*Instruction*
Reproduce the entries below in full, word for word.

*Provided data*
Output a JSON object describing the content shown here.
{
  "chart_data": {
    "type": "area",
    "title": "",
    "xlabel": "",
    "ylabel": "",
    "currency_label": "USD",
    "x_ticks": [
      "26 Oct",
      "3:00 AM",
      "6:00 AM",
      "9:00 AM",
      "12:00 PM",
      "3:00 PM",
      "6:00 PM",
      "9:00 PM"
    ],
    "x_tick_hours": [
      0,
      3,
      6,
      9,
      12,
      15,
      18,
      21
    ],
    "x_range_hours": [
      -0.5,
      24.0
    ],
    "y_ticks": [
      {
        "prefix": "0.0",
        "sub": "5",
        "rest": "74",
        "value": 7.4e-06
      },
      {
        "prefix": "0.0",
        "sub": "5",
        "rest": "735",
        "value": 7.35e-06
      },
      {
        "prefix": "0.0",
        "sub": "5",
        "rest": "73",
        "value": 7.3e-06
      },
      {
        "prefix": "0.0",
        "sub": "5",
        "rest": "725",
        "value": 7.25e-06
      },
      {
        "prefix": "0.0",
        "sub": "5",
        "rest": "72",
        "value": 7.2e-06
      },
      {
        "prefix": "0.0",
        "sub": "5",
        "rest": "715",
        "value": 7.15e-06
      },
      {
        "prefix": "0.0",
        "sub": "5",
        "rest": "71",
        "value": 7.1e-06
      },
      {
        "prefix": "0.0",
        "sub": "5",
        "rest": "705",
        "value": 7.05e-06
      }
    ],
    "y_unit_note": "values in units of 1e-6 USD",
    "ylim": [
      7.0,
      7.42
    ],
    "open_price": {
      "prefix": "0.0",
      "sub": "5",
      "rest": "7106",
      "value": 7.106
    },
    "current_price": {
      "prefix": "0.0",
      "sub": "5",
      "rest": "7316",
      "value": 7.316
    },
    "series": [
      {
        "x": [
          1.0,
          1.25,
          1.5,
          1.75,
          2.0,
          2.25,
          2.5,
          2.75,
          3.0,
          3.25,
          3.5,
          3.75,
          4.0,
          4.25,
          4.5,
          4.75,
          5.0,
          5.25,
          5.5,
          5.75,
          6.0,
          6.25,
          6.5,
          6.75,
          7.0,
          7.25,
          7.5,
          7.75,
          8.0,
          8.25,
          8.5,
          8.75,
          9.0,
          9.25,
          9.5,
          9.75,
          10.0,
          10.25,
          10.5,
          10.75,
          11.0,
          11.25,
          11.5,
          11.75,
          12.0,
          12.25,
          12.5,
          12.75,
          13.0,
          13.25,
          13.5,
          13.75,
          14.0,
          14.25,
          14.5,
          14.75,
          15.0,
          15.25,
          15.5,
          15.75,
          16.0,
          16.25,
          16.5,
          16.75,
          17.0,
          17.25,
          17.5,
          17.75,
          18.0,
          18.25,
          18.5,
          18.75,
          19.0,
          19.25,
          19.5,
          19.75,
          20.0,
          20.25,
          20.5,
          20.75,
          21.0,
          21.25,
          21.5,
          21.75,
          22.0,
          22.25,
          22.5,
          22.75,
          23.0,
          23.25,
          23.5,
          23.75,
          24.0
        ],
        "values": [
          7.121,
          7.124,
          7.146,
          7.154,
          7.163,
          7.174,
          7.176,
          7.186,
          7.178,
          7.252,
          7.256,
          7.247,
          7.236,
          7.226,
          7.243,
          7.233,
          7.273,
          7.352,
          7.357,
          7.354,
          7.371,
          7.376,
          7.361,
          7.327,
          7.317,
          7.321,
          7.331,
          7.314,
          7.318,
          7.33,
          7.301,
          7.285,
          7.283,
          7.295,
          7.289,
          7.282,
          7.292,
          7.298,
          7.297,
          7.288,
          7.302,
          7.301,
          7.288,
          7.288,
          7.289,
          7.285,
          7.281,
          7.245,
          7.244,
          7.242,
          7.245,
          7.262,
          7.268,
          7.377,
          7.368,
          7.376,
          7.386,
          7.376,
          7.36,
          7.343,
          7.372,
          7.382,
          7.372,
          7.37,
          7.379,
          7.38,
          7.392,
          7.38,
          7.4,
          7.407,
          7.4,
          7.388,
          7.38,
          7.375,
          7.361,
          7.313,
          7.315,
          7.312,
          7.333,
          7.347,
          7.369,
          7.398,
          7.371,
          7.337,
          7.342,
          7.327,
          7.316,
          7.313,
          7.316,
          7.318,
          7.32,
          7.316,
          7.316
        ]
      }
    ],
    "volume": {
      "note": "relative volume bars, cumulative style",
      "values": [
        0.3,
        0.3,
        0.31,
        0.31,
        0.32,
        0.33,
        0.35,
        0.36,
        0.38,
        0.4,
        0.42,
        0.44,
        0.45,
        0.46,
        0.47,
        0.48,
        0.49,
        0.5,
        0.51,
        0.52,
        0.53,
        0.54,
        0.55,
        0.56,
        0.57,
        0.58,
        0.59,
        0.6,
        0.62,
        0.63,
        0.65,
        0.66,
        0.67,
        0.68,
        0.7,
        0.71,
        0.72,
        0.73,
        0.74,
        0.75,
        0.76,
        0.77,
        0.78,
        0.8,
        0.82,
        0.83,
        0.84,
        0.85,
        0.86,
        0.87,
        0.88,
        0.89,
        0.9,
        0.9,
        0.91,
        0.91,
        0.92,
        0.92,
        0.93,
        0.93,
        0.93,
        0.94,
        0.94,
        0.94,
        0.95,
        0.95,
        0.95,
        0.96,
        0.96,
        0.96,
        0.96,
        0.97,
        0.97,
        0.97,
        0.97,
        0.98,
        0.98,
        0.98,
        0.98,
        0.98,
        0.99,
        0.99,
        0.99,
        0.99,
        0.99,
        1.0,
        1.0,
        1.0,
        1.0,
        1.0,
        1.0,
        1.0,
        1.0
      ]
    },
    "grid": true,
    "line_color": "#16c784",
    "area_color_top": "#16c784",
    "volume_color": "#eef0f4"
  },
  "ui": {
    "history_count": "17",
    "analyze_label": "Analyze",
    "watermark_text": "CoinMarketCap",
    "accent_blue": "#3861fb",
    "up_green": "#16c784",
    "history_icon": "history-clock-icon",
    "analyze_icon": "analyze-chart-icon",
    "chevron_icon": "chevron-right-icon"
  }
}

*The output*
Output a JSON object describing the content shown here.
{
  "chart_data": {
    "type": "area",
    "title": "",
    "xlabel": "",
    "ylabel": "",
    "currency_label": "USD",
    "x_ticks": [
      "26 Oct",
      "3:00 AM",
      "6:00 AM",
      "9:00 AM",
      "12:00 PM",
      "3:00 PM",
      "6:00 PM",
      "9:00 PM"
    ],
    "x_tick_hours": [
      0,
      3,
      6,
      9,
      12,
      15,
      18,
      21
    ],
    "x_range_hours": [
      -0.5,
      24.0
    ],
    "y_ticks": [
      {
        "prefix": "0.0",
        "sub": "5",
        "rest": "74",
        "value": 7.4e-06
      },
      {
        "prefix": "0.0",
        "sub": "5",
        "rest": "735",
        "value": 7.35e-06
      },
      {
        "prefix": "0.0",
        "sub": "5",
        "rest": "73",
        "value": 7.3e-06
      },
      {
        "prefix": "0.0",
        "sub": "5",
        "rest": "725",
        "value": 7.25e-06
      },
      {
        "prefix": "0.0",
        "sub": "5",
        "rest": "72",
        "value": 7.2e-06
      },
      {
        "prefix": "0.0",
        "sub": "5",
        "rest": "715",
        "value": 7.15e-06
      },
      {
        "prefix": "0.0",
        "sub": "5",
        "rest": "71",
        "value": 7.1e-06
      },
      {
        "prefix": "0.0",
        "sub": "5",
        "rest": "705",
        "value": 7.05e-06
      }
    ],
    "y_unit_note": "values in units of 1e-6 USD",
    "ylim": [
      7.0,
      7.42
    ],
    "open_price": {
      "prefix": "0.0",
      "sub": "5",
      "rest": "7106",
      "value": 7.106
    },
    "current_price": {
      "prefix": "0.0",
      "sub": "5",
      "rest": "7316",
      "value": 7.316
    },
    "series": [
      {
        "x": [
          1.0,
          1.25,
          1.5,
          1.75,
          2.0,
          2.25,
          2.5,
          2.75,
          3.0,
          3.25,
          3.5,
          3.75,
          4.0,
          4.25,
          4.5,
          4.75,
          5.0,
          5.25,
          5.5,
          5.75,
          6.0,
          6.25,
          6.5,
          6.75,
          7.0,
          7.25,
          7.5,
          7.75,
          8.0,
          8.25,
          8.5,
          8.75,
          9.0,
          9.25,
          9.5,
          9.75,
          10.0,
          10.25,
          10.5,
          10.75,
          11.0,
          11.25,
          11.5,
          11.75,
          12.0,
          12.25,
          12.5,
          12.75,
          13.0,
          13.25,
          13.5,
          13.75,
          14.0,
          14.25,
          14.5,
          14.75,
          15.0,
          15.25,
          15.5,
          15.75,
          16.0,
          16.25,
          16.5,
          16.75,
          17.0,
          17.25,
          17.5,
          17.75,
          18.0,
          18.25,
          18.5,
          18.75,
          19.0,
          19.25,
          19.5,
          19.75,
          20.0,
          20.25,
          20.5,
          20.75,
          21.0,
          21.25,
          21.5,
          21.75,
          22.0,
          22.25,
          22.5,
          22.75,
          23.0,
          23.25,
          23.5,
          23.75,
          24.0
        ],
        "values": [
          7.121,
          7.124,
          7.146,
          7.154,
          7.163,
          7.174,
          7.176,
          7.186,
          7.178,
          7.252,
          7.256,
          7.247,
          7.236,
          7.226,
          7.243,
          7.233,
          7.273,
          7.352,
          7.357,
          7.354,
          7.371,
          7.376,
          7.361,
          7.327,
          7.317,
          7.321,
          7.331,
          7.314,
          7.318,
          7.33,
          7.301,
          7.285,
          7.283,
          7.295,
          7.289,
          7.282,
          7.292,
          7.298,
          7.297,
          7.288,
          7.302,
          7.301,
          7.288,
          7.288,
          7.289,
          7.285,
          7.281,
          7.245,
          7.244,
          7.242,
          7.245,
          7.262,
          7.268,
          7.377,
          7.368,
          7.376,
          7.386,
          7.376,
          7.36,
          7.343,
          7.372,
          7.382,
          7.372,
          7.37,
          7.379,
          7.38,
          7.392,
          7.38,
          7.4,
          7.407,
          7.4,
          7.388,
          7.38,
          7.375,
          7.361,
          7.313,
          7.315,
          7.312,
          7.333,
          7.347,
          7.369,
          7.398,
          7.371,
          7.337,
          7.342,
          7.327,
          7.316,
          7.313,
          7.316,
          7.318,
          7.32,
          7.316,
          7.316
        ]
      }
    ],
    "volume": {
      "note": "relative volume bars, cumulative style",
      "values": [
        0.3,
        0.3,
        0.31,
        0.31,
        0.32,
        0.33,
        0.35,
        0.36,
        0.38,
        0.4,
        0.42,
        0.44,
        0.45,
        0.46,
        0.47,
        0.48,
        0.49,
        0.5,
        0.51,
        0.52,
        0.53,
        0.54,
        0.55,
        0.56,
        0.57,
        0.58,
        0.59,
        0.6,
        0.62,
        0.63,
        0.65,
        0.66,
        0.67,
        0.68,
        0.7,
        0.71,
        0.72,
        0.73,
        0.74,
        0.75,
        0.76,
        0.77,
        0.78,
        0.8,
        0.82,
        0.83,
        0.84,
        0.85,
        0.86,
        0.87,
        0.88,
        0.89,
        0.9,
        0.9,
        0.91,
        0.91,
        0.92,
        0.92,
        0.93,
        0.93,
        0.93,
        0.94,
        0.94,
        0.94,
        0.95,
        0.95,
        0.95,
        0.96,
        0.96,
        0.96,
        0.96,
        0.97,
        0.97,
        0.97,
        0.97,
        0.98,
        0.98,
        0.98,
        0.98,
        0.98,
        0.99,
        0.99,
        0.99,
        0.99,
        0.99,
        1.0,
        1.0,
        1.0,
        1.0,
        1.0,
        1.0,
        1.0,
        1.0
      ]
    },
    "grid": true,
    "line_color": "#16c784",
    "area_color_top": "#16c784",
    "volume_color": "#eef0f4"
  },
  "ui": {
    "history_count": "17",
    "analyze_label": "Analyze",
    "watermark_text": "CoinMarketCap",
    "accent_blue": "#3861fb",
    "up_green": "#16c784",
    "history_icon": "history-clock-icon",
    "analyze_icon": "analyze-chart-icon",
    "chevron_icon": "chevron-right-icon"
  }
}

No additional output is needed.